— BEGIN —

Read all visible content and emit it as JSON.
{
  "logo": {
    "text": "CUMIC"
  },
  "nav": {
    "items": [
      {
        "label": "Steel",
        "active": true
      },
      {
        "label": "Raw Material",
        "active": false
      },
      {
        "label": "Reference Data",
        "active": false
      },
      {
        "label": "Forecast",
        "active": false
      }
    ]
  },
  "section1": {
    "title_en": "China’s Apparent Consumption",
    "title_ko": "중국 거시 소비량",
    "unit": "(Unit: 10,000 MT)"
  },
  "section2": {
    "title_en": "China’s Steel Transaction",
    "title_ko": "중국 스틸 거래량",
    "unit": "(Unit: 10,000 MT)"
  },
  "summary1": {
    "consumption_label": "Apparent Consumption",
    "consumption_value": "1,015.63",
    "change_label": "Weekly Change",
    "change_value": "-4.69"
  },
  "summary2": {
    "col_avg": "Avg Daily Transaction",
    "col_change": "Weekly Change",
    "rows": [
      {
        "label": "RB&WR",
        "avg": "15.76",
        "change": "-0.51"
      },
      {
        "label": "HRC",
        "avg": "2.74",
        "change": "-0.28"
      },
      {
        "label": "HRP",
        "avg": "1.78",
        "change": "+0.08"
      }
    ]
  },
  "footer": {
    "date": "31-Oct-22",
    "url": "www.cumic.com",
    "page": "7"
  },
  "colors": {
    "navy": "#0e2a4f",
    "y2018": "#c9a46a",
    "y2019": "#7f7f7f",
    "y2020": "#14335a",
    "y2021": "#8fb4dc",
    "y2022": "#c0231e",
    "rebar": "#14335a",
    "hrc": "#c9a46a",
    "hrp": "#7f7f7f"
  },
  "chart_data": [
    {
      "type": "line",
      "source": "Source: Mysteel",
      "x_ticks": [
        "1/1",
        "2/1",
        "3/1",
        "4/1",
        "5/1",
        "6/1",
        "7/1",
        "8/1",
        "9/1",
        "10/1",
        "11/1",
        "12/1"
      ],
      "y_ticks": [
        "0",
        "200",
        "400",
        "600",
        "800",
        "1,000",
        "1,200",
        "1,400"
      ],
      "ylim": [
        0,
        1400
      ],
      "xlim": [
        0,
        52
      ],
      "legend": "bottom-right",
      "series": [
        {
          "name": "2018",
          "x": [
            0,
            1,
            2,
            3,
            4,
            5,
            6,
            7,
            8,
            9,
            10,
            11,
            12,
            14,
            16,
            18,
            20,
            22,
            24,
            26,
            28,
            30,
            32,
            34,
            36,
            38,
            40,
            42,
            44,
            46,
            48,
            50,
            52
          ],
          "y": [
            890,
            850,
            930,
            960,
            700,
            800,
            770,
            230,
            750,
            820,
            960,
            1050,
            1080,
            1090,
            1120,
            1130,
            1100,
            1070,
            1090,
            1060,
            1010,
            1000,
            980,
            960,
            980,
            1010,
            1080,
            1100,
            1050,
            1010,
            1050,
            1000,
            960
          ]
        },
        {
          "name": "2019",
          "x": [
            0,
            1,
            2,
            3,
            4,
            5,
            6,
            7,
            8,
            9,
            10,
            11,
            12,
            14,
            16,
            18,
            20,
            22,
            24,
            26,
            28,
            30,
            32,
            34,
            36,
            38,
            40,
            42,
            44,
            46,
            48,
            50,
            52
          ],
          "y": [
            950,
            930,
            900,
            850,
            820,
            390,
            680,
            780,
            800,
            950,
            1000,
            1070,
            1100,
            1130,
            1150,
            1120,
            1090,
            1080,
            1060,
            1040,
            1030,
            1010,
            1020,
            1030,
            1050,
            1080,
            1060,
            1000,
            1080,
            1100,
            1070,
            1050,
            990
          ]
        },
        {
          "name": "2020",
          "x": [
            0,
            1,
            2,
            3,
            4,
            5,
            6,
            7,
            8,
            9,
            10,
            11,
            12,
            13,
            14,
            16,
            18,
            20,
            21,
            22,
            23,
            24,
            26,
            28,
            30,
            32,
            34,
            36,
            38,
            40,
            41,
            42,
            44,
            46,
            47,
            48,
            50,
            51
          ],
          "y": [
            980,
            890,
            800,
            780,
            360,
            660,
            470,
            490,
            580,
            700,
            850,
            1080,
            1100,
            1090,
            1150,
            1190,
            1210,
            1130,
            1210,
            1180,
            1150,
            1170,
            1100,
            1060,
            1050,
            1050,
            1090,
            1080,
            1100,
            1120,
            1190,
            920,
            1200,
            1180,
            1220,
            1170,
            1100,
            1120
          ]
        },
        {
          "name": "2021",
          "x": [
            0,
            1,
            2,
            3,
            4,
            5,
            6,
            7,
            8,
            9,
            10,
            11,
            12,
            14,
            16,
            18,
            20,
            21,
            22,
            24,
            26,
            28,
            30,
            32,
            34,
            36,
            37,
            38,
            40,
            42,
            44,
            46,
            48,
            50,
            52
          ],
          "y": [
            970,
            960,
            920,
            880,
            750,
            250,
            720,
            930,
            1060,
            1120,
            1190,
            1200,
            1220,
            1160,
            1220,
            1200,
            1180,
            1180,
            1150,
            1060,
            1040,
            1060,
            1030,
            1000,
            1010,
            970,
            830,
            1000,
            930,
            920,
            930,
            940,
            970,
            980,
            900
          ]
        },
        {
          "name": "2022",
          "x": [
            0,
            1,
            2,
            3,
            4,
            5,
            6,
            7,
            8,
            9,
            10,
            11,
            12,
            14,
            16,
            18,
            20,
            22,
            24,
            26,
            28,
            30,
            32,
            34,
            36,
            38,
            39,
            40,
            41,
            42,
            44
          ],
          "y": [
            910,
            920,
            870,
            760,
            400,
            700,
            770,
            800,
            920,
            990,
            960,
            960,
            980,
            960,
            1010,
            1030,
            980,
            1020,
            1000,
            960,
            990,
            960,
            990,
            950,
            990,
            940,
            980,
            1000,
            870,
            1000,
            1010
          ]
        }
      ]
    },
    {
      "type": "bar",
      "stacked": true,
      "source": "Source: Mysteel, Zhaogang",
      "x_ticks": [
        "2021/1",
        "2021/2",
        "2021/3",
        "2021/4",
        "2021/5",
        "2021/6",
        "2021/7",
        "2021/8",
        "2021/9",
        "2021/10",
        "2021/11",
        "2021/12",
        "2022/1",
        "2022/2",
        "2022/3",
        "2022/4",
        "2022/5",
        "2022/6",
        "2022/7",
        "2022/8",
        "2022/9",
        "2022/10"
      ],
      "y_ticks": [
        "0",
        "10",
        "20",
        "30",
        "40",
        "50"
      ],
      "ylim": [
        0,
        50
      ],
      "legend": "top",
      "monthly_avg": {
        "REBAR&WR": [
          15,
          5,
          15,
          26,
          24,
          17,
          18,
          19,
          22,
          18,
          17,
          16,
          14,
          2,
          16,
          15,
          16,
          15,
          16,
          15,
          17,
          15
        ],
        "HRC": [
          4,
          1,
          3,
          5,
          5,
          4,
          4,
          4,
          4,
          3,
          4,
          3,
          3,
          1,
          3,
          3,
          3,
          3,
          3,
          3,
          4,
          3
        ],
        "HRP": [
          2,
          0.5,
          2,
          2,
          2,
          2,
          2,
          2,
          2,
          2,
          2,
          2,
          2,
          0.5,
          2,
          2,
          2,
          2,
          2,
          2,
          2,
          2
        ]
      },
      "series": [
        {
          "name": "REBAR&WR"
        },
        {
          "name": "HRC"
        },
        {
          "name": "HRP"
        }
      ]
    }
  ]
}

— END —

* **Request**
Exactly reproduce every line of the data above.

* **Response to this task**
Read all visible content and emit it as JSON.
{
  "logo": {
    "text": "CUMIC"
  },
  "nav": {
    "items": [
      {
        "label": "Steel",
        "active": true
      },
      {
        "label": "Raw Material",
        "active": false
      },
      {
        "label": "Reference Data",
        "active": false
      },
      {
        "label": "Forecast",
        "active": false
      }
    ]
  },
  "section1": {
    "title_en": "China’s Apparent Consumption",
    "title_ko": "중국 거시 소비량",
    "unit": "(Unit: 10,000 MT)"
  },
  "section2": {
    "title_en": "China’s Steel Transaction",
    "title_ko": "중국 스틸 거래량",
    "unit": "(Unit: 10,000 MT)"
  },
  "summary1": {
    "consumption_label": "Apparent Consumption",
    "consumption_value": "1,015.63",
    "change_label": "Weekly Change",
    "change_value": "-4.69"
  },
  "summary2": {
    "col_avg": "Avg Daily Transaction",
    "col_change": "Weekly Change",
    "rows": [
      {
        "label": "RB&WR",
        "avg": "15.76",
        "change": "-0.51"
      },
      {
        "label": "HRC",
        "avg": "2.74",
        "change": "-0.28"
      },
      {
        "label": "HRP",
        "avg": "1.78",
        "change": "+0.08"
      }
    ]
  },
  "footer": {
    "date": "31-Oct-22",
    "url": "www.cumic.com",
    "page": "7"
  },
  "colors": {
    "navy": "#0e2a4f",
    "y2018": "#c9a46a",
    "y2019": "#7f7f7f",
    "y2020": "#14335a",
    "y2021": "#8fb4dc",
    "y2022": "#c0231e",
    "rebar": "#14335a",
    "hrc": "#c9a46a",
    "hrp": "#7f7f7f"
  },
  "chart_data": [
    {
      "type": "line",
      "source": "Source: Mysteel",
      "x_ticks": [
        "1/1",
        "2/1",
        "3/1",
        "4/1",
        "5/1",
        "6/1",
        "7/1",
        "8/1",
        "9/1",
        "10/1",
        "11/1",
        "12/1"
      ],
      "y_ticks": [
        "0",
        "200",
        "400",
        "600",
        "800",
        "1,000",
        "1,200",
        "1,400"
      ],
      "ylim": [
        0,
        1400
      ],
      "xlim": [
        0,
        52
      ],
      "legend": "bottom-right",
      "series": [
        {
          "name": "2018",
          "x": [
            0,
            1,
            2,
            3,
            4,
            5,
            6,
            7,
            8,
            9,
            10,
            11,
            12,
            14,
            16,
            18,
            20,
            22,
            24,
            26,
            28,
            30,
            32,
            34,
            36,
            38,
            40,
            42,
            44,
            46,
            48,
            50,
            52
          ],
          "y": [
            890,
            850,
            930,
            960,
            700,
            800,
            770,
            230,
            750,
            820,
            960,
            1050,
            1080,
            1090,
            1120,
            1130,
            1100,
            1070,
            1090,
            1060,
            1010,
            1000,
            980,
            960,
            980,
            1010,
            1080,
            1100,
            1050,
            1010,
            1050,
            1000,
            960
          ]
        },
        {
          "name": "2019",
          "x": [
            0,
            1,
            2,
            3,
            4,
            5,
            6,
            7,
            8,
            9,
            10,
            11,
            12,
            14,
            16,
            18,
            20,
            22,
            24,
            26,
            28,
            30,
            32,
            34,
            36,
            38,
            40,
            42,
            44,
            46,
            48,
            50,
            52
          ],
          "y": [
            950,
            930,
            900,
            850,
            820,
            390,
            680,
            780,
            800,
            950,
            1000,
            1070,
            1100,
            1130,
            1150,
            1120,
            1090,
            1080,
            1060,
            1040,
            1030,
            1010,
            1020,
            1030,
            1050,
            1080,
            1060,
            1000,
            1080,
            1100,
            1070,
            1050,
            990
          ]
        },
        {
          "name": "2020",
          "x": [
            0,
            1,
            2,
            3,
            4,
            5,
            6,
            7,
            8,
            9,
            10,
            11,
            12,
            13,
            14,
            16,
            18,
            20,
            21,
            22,
            23,
            24,
            26,
            28,
            30,
            32,
            34,
            36,
            38,
            40,
            41,
            42,
            44,
            46,
            47,
            48,
            50,
            51
          ],
          "y": [
            980,
            890,
            800,
            780,
            360,
            660,
            470,
            490,
            580,
            700,
            850,
            1080,
            1100,
            1090,
            1150,
            1190,
            1210,
            1130,
            1210,
            1180,
            1150,
            1170,
            1100,
            1060,
            1050,
            1050,
            1090,
            1080,
            1100,
            1120,
            1190,
            920,
            1200,
            1180,
            1220,
            1170,
            1100,
            1120
          ]
        },
        {
          "name": "2021",
          "x": [
            0,
            1,
            2,
            3,
            4,
            5,
            6,
            7,
            8,
            9,
            10,
            11,
            12,
            14,
            16,
            18,
            20,
            21,
            22,
            24,
            26,
            28,
            30,
            32,
            34,
            36,
            37,
            38,
            40,
            42,
            44,
            46,
            48,
            50,
            52
          ],
          "y": [
            970,
            960,
            920,
            880,
            750,
            250,
            720,
            930,
            1060,
            1120,
            1190,
            1200,
            1220,
            1160,
            1220,
            1200,
            1180,
            1180,
            1150,
            1060,
            1040,
            1060,
            1030,
            1000,
            1010,
            970,
            830,
            1000,
            930,
            920,
            930,
            940,
            970,
            980,
            900
          ]
        },
        {
          "name": "2022",
          "x": [
            0,
            1,
            2,
            3,
            4,
            5,
            6,
            7,
            8,
            9,
            10,
            11,
            12,
            14,
            16,
            18,
            20,
            22,
            24,
            26,
            28,
            30,
            32,
            34,
            36,
            38,
            39,
            40,
            41,
            42,
            44
          ],
          "y": [
            910,
            920,
            870,
            760,
            400,
            700,
            770,
            800,
            920,
            990,
            960,
            960,
            980,
            960,
            1010,
            1030,
            980,
            1020,
            1000,
            960,
            990,
            960,
            990,
            950,
            990,
            940,
            980,
            1000,
            870,
            1000,
            1010
          ]
        }
      ]
    },
    {
      "type": "bar",
      "stacked": true,
      "source": "Source: Mysteel, Zhaogang",
      "x_ticks": [
        "2021/1",
        "2021/2",
        "2021/3",
        "2021/4",
        "2021/5",
        "2021/6",
        "2021/7",
        "2021/8",
        "2021/9",
        "2021/10",
        "2021/11",
        "2021/12",
        "2022/1",
        "2022/2",
        "2022/3",
        "2022/4",
        "2022/5",
        "2022/6",
        "2022/7",
        "2022/8",
        "2022/9",
        "2022/10"
      ],
      "y_ticks": [
        "0",
        "10",
        "20",
        "30",
        "40",
        "50"
      ],
      "ylim": [
        0,
        50
      ],
      "legend": "top",
      "monthly_avg": {
        "REBAR&WR": [
          15,
          5,
          15,
          26,
          24,
          17,
          18,
          19,
          22,
          18,
          17,
          16,
          14,
          2,
          16,
          15,
          16,
          15,
          16,
          15,
          17,
          15
        ],
        "HRC": [
          4,
          1,
          3,
          5,
          5,
          4,
          4,
          4,
          4,
          3,
          4,
          3,
          3,
          1,
          3,
          3,
          3,
          3,
          3,
          3,
          4,
          3
        ],
        "HRP": [
          2,
          0.5,
          2,
          2,
          2,
          2,
          2,
          2,
          2,
          2,
          2,
          2,
          2,
          0.5,
          2,
          2,
          2,
          2,
          2,
          2,
          2,
          2
        ]
      },
      "series": [
        {
          "name": "REBAR&WR"
        },
        {
          "name": "HRC"
        },
        {
          "name": "HRP"
        }
      ]
    }
  ]
}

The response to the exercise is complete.